TO BE DONE: According to the passage on international data transfers, on what date did the European Data Protection Board issue its detailed guidance?

TEXT TO READ:
● ● ● ● ● ● ●
We are concerned about the uncertainty created by the Schrems II judgment, which is
further fuelled by the very strict guidance of the data protection authorities
x We understand the need for practical guidance and therefore worked closely with the
European Data Protection Board, which issued detailed guidance on 18 June.
x In our own work on standard contractual clauses, which are the most used tool for
international data transfers, we have operationalised some of the clarifications
provided by the Court, which we believe provide a helpful toolbox to assist
companies in their compliance efforts.
x While we were finalising the clauses, we also worked closely together with the EDPB
to ensure consistency between our approaches.
We are concerned about calls for data localisation
x We have repeatedly confirmed the Commission’s commitment to facilitate data flows.
This is reflected in our ambitious agenda on facilitating trusted data transfers.
x For instance, we recently concluded adequacy negotiations with South Korea and the
UK, two years after having created the world’s largest area of free and safe data flows
with Japan. We are in talks with several other countries, in particular in Asia and
Latin America.
x We actually believe that there are many more opportunities today than even a few
years ago to promoted trusted data flows. This is a direct result of the (upward)
● ● ● ● ● ● ●
EXCERPTED RECORDS:
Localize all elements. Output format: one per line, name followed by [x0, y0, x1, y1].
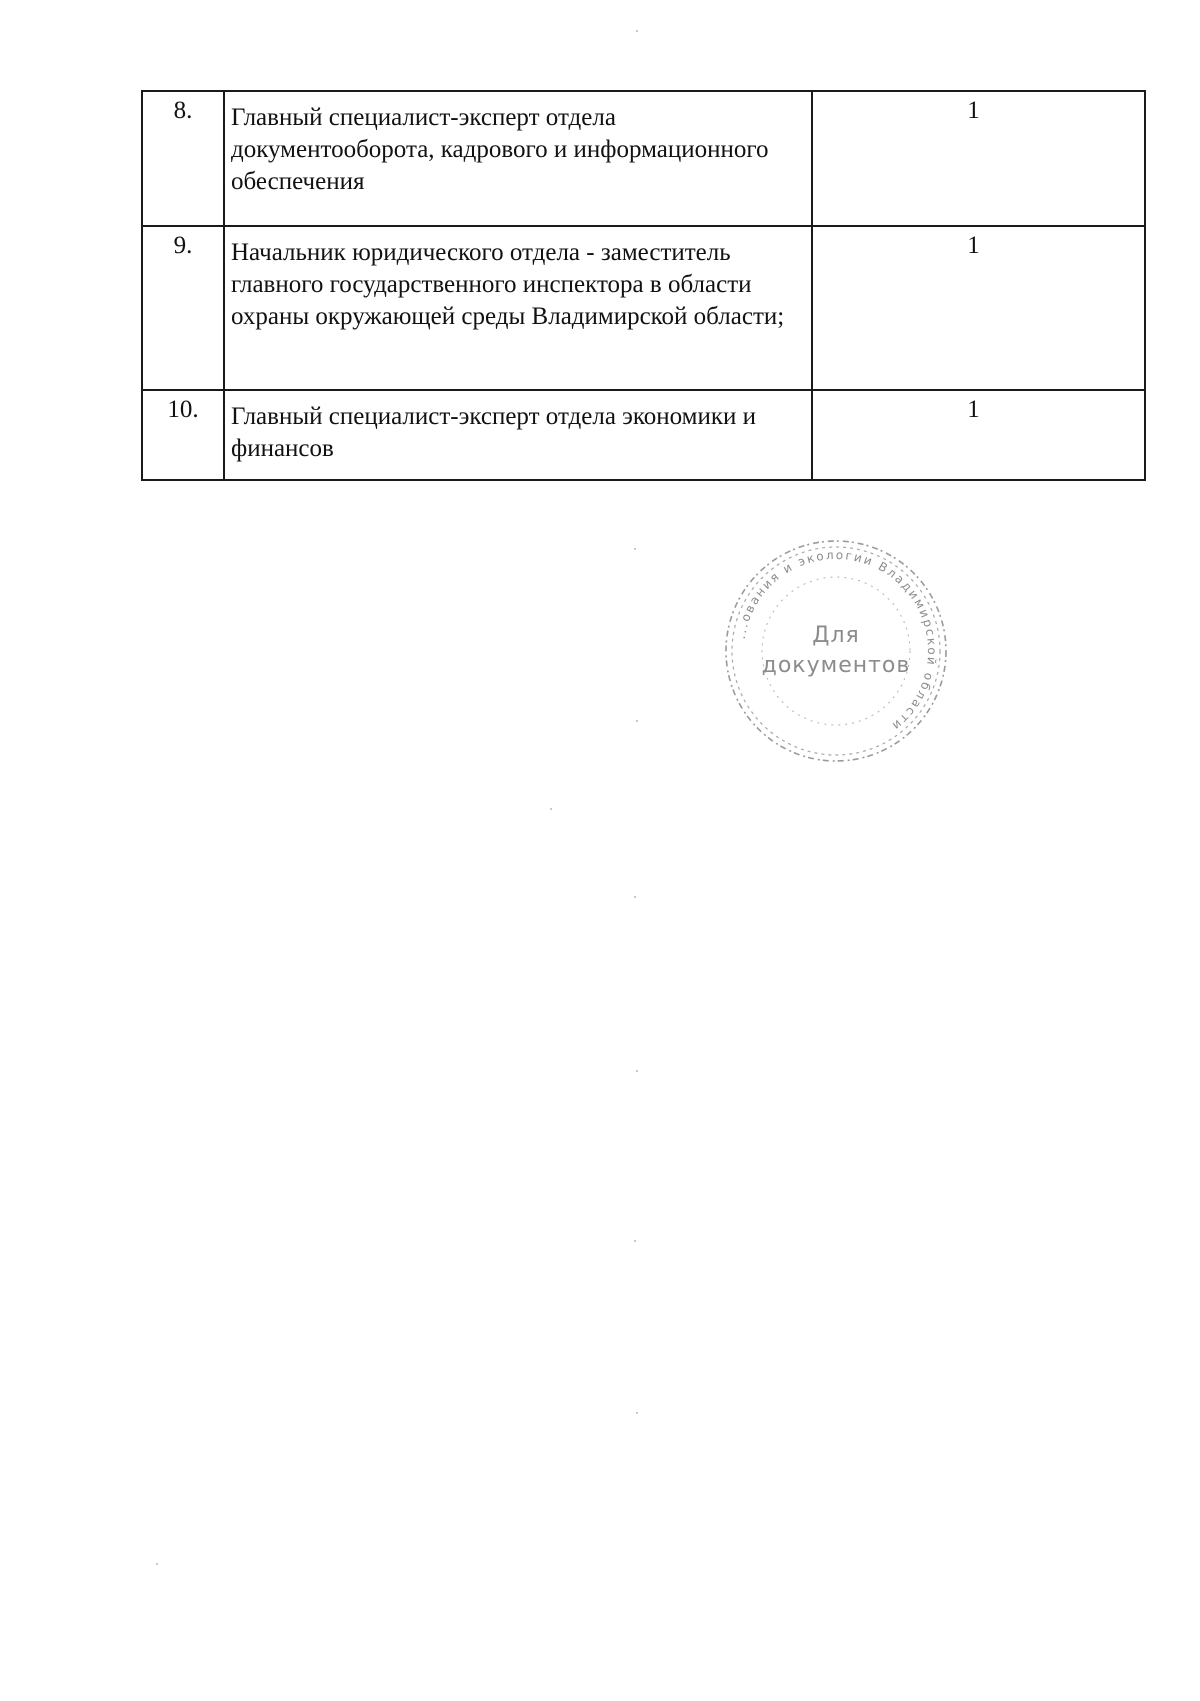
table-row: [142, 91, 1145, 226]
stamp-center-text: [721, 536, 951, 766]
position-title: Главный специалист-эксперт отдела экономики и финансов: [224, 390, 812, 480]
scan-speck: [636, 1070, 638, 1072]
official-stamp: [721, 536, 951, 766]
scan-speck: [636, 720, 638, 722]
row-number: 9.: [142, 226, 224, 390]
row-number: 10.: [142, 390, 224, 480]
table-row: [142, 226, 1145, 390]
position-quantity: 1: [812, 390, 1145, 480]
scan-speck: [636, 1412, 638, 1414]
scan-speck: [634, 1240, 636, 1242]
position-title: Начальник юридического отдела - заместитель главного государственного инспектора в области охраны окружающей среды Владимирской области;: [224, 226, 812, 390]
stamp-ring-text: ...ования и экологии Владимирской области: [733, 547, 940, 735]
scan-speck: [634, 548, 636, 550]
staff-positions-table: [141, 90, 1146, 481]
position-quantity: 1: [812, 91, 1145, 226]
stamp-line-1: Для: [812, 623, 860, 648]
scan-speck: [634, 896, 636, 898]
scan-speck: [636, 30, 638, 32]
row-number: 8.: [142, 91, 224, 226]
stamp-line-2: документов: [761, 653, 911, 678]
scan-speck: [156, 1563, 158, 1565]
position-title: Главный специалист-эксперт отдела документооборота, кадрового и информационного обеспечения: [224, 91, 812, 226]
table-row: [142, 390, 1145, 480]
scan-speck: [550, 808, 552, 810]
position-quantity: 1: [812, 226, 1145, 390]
● ● ● ● ● ● ●
FINAL RESULT: 18 June